_PROVIDED RECORDS_.
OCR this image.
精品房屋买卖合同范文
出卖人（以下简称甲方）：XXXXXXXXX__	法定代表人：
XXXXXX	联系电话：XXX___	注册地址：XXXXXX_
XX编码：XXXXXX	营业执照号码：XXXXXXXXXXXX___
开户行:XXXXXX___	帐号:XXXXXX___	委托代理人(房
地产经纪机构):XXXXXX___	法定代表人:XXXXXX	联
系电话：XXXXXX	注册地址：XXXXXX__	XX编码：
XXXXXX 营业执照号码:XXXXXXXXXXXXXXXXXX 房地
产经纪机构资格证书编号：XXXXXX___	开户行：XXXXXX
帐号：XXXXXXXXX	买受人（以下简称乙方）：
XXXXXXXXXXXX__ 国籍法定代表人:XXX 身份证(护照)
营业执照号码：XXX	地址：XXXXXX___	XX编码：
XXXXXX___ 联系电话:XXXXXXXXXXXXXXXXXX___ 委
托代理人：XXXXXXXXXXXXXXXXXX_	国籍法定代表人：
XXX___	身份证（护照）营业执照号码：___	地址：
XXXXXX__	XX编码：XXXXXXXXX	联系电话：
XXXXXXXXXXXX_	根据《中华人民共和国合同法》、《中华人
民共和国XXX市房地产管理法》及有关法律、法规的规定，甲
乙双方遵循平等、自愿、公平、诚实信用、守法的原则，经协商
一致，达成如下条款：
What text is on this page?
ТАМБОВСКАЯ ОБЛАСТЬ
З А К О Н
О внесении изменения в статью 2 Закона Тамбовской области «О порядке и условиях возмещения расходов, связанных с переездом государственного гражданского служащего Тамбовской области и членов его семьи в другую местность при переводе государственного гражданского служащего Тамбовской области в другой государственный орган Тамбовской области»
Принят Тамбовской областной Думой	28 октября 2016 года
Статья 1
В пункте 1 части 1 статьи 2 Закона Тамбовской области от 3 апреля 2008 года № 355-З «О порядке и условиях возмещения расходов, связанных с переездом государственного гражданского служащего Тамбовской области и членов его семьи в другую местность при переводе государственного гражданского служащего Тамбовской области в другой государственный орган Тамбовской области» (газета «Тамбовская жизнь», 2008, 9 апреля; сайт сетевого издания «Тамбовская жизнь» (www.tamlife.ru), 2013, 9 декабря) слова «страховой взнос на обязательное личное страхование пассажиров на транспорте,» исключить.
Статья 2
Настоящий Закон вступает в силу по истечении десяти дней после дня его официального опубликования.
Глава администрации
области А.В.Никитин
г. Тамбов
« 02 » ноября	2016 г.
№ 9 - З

_EXERCISE DESCRIPTION_.
Identify all lines where the word "условиях" shows up. Copy them.

_WRITTEN SOLUTION_.
О внесении изменения в статью 2 Закона Тамбовской области «О порядке и условиях возмещения расходов, связанных с переездом государственного гражданского служащего Тамбовской области и членов его семьи в другую местность при переводе государственного гражданского служащего Тамбовской области в другой государственный орган Тамбовской области»
В пункте 1 части 1 статьи 2 Закона Тамбовской области от 3 апреля 2008 года № 355-З «О порядке и условиях возмещения расходов, связанных с переездом государственного гражданского служащего Тамбовской области и членов его семьи в другую местность при переводе государственного гражданского служащего Тамбовской области в другой государственный орган Тамбовской области» (газета «Тамбовская жизнь», 2008, 9 апреля; сайт сетевого издания «Тамбовская жизнь» (www.tamlife.ru), 2013, 9 декабря) слова «страховой взнос на обязательное личное страхование пассажиров на транспорте,» исключить.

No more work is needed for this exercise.